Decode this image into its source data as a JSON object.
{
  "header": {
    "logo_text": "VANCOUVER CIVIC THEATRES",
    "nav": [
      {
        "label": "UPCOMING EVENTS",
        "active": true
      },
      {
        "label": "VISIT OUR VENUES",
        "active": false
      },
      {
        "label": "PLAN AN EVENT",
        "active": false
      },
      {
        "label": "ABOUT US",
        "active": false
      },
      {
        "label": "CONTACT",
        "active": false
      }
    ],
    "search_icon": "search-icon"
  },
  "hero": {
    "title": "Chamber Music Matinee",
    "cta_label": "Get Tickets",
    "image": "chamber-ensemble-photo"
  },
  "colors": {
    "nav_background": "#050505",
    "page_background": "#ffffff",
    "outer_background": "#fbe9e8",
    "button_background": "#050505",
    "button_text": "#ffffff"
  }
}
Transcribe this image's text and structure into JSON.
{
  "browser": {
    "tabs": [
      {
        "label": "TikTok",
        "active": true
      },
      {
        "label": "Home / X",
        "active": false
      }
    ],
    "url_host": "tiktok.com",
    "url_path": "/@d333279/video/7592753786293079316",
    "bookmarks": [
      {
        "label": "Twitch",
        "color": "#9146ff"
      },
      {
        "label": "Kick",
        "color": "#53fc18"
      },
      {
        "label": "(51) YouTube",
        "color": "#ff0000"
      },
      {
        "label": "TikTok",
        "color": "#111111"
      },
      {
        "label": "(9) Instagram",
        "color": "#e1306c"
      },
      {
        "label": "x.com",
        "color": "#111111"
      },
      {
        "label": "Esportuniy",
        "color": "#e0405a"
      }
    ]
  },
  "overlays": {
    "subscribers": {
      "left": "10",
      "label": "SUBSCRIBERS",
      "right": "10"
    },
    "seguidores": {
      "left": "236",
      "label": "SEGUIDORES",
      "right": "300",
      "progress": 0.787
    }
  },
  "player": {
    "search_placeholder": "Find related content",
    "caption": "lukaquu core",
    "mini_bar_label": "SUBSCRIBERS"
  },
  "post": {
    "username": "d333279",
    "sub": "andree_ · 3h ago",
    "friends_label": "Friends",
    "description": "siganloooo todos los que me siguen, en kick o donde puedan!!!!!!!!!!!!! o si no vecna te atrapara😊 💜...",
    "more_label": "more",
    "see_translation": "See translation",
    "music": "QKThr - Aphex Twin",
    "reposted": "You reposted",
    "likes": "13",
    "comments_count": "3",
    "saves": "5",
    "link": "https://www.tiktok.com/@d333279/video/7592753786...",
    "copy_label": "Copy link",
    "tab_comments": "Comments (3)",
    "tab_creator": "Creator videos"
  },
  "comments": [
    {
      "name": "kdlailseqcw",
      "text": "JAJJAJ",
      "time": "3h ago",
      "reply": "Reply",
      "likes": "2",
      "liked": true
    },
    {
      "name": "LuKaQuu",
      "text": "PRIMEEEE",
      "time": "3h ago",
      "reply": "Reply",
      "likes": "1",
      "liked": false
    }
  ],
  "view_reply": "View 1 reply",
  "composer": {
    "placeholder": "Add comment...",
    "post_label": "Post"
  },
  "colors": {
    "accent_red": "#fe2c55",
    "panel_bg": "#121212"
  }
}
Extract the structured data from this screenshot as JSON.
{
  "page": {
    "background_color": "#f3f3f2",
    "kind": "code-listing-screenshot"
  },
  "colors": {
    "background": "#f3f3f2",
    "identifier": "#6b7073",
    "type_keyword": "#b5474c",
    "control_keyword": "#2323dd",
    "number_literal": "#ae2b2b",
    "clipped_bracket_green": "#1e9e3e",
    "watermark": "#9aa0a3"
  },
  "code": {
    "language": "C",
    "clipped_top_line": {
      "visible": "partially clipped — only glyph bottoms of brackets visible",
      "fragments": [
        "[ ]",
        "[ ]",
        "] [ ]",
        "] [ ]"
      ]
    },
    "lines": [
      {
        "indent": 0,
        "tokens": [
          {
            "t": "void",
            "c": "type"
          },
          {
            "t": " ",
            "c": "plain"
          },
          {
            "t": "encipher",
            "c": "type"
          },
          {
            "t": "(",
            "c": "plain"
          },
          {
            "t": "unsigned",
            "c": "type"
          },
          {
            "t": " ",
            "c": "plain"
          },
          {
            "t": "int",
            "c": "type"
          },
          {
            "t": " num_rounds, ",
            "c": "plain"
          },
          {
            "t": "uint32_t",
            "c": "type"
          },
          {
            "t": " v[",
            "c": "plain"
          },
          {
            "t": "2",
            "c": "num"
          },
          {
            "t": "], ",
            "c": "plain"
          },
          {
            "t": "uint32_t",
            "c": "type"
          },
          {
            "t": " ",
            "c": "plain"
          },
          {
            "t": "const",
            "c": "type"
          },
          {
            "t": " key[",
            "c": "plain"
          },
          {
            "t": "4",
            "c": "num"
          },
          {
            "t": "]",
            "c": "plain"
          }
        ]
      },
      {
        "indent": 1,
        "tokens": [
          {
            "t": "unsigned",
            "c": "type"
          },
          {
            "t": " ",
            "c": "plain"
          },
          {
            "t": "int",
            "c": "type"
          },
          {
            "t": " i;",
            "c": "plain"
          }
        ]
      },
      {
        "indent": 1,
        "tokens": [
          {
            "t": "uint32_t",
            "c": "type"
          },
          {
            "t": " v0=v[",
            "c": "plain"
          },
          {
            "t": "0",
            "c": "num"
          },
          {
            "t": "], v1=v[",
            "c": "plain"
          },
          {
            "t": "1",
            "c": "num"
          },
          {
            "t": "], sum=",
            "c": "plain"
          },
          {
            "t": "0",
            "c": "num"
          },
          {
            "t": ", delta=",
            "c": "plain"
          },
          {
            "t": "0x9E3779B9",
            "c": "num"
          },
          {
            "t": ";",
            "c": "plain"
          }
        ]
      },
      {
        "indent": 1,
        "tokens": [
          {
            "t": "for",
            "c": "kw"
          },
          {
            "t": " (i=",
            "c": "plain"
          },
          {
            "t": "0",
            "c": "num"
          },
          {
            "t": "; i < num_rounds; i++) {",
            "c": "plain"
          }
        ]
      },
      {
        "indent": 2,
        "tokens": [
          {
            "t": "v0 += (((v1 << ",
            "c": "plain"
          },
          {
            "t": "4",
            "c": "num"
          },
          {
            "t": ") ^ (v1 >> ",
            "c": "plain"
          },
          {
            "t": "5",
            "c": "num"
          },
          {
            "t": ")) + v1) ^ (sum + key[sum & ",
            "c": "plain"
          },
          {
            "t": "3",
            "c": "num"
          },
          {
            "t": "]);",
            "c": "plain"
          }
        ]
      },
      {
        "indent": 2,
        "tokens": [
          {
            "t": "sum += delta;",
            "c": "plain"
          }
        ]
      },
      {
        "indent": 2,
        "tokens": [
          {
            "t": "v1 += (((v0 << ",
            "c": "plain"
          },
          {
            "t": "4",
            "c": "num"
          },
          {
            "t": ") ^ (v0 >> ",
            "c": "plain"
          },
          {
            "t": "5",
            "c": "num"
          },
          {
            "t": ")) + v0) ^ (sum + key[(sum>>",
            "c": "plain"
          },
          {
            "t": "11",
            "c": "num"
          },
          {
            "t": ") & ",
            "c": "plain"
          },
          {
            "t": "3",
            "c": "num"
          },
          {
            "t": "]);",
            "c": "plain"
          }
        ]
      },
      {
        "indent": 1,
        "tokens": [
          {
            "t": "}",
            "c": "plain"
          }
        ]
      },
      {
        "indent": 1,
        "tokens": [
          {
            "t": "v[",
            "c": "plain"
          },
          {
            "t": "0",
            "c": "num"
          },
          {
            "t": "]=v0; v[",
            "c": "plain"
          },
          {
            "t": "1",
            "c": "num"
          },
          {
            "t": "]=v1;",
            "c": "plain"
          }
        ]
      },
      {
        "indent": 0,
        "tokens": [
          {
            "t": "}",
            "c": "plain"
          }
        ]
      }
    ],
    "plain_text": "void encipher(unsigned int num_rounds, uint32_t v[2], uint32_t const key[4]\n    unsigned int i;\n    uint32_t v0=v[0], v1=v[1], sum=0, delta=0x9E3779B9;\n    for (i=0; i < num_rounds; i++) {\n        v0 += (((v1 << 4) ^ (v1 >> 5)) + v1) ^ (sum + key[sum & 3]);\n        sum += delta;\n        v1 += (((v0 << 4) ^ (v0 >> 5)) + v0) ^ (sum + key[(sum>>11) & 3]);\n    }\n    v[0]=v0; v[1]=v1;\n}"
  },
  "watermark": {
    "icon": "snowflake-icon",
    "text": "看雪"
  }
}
=====
Gather from the entries above all lines that include the string "screenshot".

Extract the structured data from this screenshot as JSON.
    "kind": "code-listing-screenshot"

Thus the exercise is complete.